ABOUT THIS EXERCISE. The listing below is to be output in its exact form.

SOURCE DATA.
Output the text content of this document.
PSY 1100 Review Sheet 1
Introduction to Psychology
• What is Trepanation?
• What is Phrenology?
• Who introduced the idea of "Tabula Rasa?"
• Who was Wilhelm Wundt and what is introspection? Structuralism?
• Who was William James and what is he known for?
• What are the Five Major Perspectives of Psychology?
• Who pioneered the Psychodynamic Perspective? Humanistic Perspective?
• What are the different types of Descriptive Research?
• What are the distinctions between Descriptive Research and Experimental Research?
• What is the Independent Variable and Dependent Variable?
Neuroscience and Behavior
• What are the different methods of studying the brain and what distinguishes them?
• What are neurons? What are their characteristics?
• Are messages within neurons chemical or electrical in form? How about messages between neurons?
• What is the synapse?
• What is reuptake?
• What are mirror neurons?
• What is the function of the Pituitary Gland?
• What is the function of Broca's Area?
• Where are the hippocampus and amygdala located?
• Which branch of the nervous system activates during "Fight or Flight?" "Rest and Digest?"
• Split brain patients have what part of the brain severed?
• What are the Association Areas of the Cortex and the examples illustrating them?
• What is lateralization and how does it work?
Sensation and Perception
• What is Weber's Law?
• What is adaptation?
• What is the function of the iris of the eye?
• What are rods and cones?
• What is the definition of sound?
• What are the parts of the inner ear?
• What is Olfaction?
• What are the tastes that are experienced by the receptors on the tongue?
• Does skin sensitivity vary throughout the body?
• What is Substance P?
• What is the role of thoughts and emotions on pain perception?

SOLVED EXERCISE.
Output the text content of this document.
PSY 1100 Review Sheet 1
Introduction to Psychology
• What is Trepanation?
• What is Phrenology?
• Who introduced the idea of "Tabula Rasa?"
• Who was Wilhelm Wundt and what is introspection? Structuralism?
• Who was William James and what is he known for?
• What are the Five Major Perspectives of Psychology?
• Who pioneered the Psychodynamic Perspective? Humanistic Perspective?
• What are the different types of Descriptive Research?
• What are the distinctions between Descriptive Research and Experimental Research?
• What is the Independent Variable and Dependent Variable?
Neuroscience and Behavior
• What are the different methods of studying the brain and what distinguishes them?
• What are neurons? What are their characteristics?
• Are messages within neurons chemical or electrical in form? How about messages between neurons?
• What is the synapse?
• What is reuptake?
• What are mirror neurons?
• What is the function of the Pituitary Gland?
• What is the function of Broca's Area?
• Where are the hippocampus and amygdala located?
• Which branch of the nervous system activates during "Fight or Flight?" "Rest and Digest?"
• Split brain patients have what part of the brain severed?
• What are the Association Areas of the Cortex and the examples illustrating them?
• What is lateralization and how does it work?
Sensation and Perception
• What is Weber's Law?
• What is adaptation?
• What is the function of the iris of the eye?
• What are rods and cones?
• What is the definition of sound?
• What are the parts of the inner ear?
• What is Olfaction?
• What are the tastes that are experienced by the receptors on the tongue?
• Does skin sensitivity vary throughout the body?
• What is Substance P?
• What is the role of thoughts and emotions on pain perception?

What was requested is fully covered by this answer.